Given problem: From the entries below, work out the number of lines that hold the word "Flash", and give that number alone.

Extracted entries:
==*==

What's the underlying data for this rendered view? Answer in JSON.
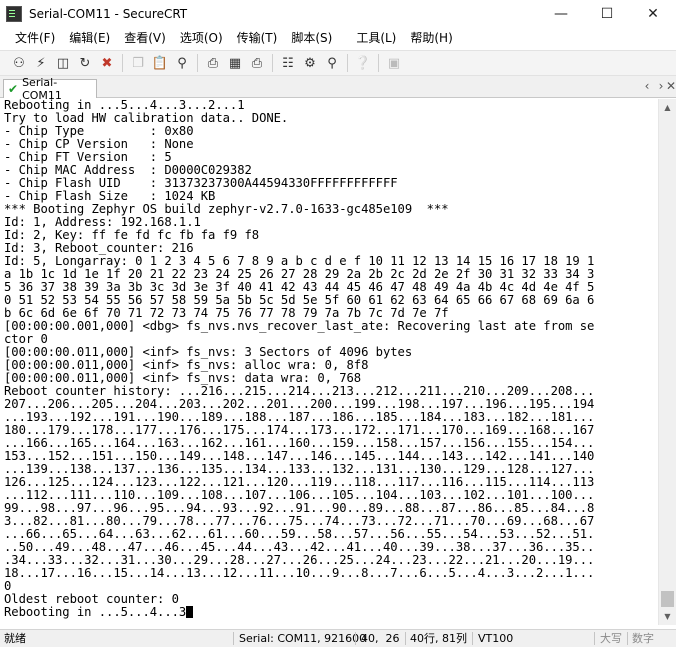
{
  "window": {
    "title": "Serial-COM11 - SecureCRT"
  },
  "menu": [
    {
      "label": "文件(F)"
    },
    {
      "label": "编辑(E)"
    },
    {
      "label": "查看(V)"
    },
    {
      "label": "选项(O)"
    },
    {
      "label": "传输(T)"
    },
    {
      "label": "脚本(S)"
    },
    {
      "label": "工具(L)"
    },
    {
      "label": "帮助(H)"
    }
  ],
  "toolbar": {
    "icons": [
      "connect-icon",
      "quick-connect-icon",
      "connect-tab-icon",
      "reconnect-icon",
      "disconnect-icon",
      "copy-icon",
      "paste-icon",
      "find-icon",
      "print-icon",
      "print-selection-icon",
      "printer-icon",
      "session-options-icon",
      "global-options-icon",
      "keymap-icon",
      "help-icon",
      "sftp-icon"
    ]
  },
  "tab": {
    "label": "Serial-COM11"
  },
  "terminal": {
    "lines": [
      "Rebooting in ...5...4...3...2...1",
      "Try to load HW calibration data.. DONE.",
      "- Chip Type         : 0x80",
      "- Chip CP Version   : None",
      "- Chip FT Version   : 5",
      "- Chip MAC Address  : D0000C029382",
      "- Chip Flash UID    : 31373237300A44594330FFFFFFFFFFFF",
      "- Chip Flash Size   : 1024 KB",
      "*** Booting Zephyr OS build zephyr-v2.7.0-1633-gc485e109  ***",
      "Id: 1, Address: 192.168.1.1",
      "Id: 2, Key: ff fe fd fc fb fa f9 f8",
      "Id: 3, Reboot_counter: 216",
      "Id: 5, Longarray: 0 1 2 3 4 5 6 7 8 9 a b c d e f 10 11 12 13 14 15 16 17 18 19 1",
      "a 1b 1c 1d 1e 1f 20 21 22 23 24 25 26 27 28 29 2a 2b 2c 2d 2e 2f 30 31 32 33 34 3",
      "5 36 37 38 39 3a 3b 3c 3d 3e 3f 40 41 42 43 44 45 46 47 48 49 4a 4b 4c 4d 4e 4f 5",
      "0 51 52 53 54 55 56 57 58 59 5a 5b 5c 5d 5e 5f 60 61 62 63 64 65 66 67 68 69 6a 6",
      "b 6c 6d 6e 6f 70 71 72 73 74 75 76 77 78 79 7a 7b 7c 7d 7e 7f",
      "[00:00:00.001,000] <dbg> fs_nvs.nvs_recover_last_ate: Recovering last ate from se",
      "ctor 0",
      "[00:00:00.011,000] <inf> fs_nvs: 3 Sectors of 4096 bytes",
      "[00:00:00.011,000] <inf> fs_nvs: alloc wra: 0, 8f8",
      "[00:00:00.011,000] <inf> fs_nvs: data wra: 0, 768",
      "Reboot counter history: ...216...215...214...213...212...211...210...209...208...",
      "207...206...205...204...203...202...201...200...199...198...197...196...195...194",
      "...193...192...191...190...189...188...187...186...185...184...183...182...181...",
      "180...179...178...177...176...175...174...173...172...171...170...169...168...167",
      "...166...165...164...163...162...161...160...159...158...157...156...155...154...",
      "153...152...151...150...149...148...147...146...145...144...143...142...141...140",
      "...139...138...137...136...135...134...133...132...131...130...129...128...127...",
      "126...125...124...123...122...121...120...119...118...117...116...115...114...113",
      "...112...111...110...109...108...107...106...105...104...103...102...101...100...",
      "99...98...97...96...95...94...93...92...91...90...89...88...87...86...85...84...8",
      "3...82...81...80...79...78...77...76...75...74...73...72...71...70...69...68...67",
      "...66...65...64...63...62...61...60...59...58...57...56...55...54...53...52...51.",
      "..50...49...48...47...46...45...44...43...42...41...40...39...38...37...36...35..",
      ".34...33...32...31...30...29...28...27...26...25...24...23...22...21...20...19...",
      "18...17...16...15...14...13...12...11...10...9...8...7...6...5...4...3...2...1...",
      "0",
      "Oldest reboot counter: 0",
      "Rebooting in ...5...4...3"
    ]
  },
  "statusbar": {
    "ready": "就绪",
    "connection": "Serial: COM11, 921600",
    "cursor_pos": "40,  26",
    "rows_cols": "40行, 81列",
    "emulation": "VT100",
    "caps": "大写",
    "num": "数字"
  }
}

==*==

Exercise solution: 2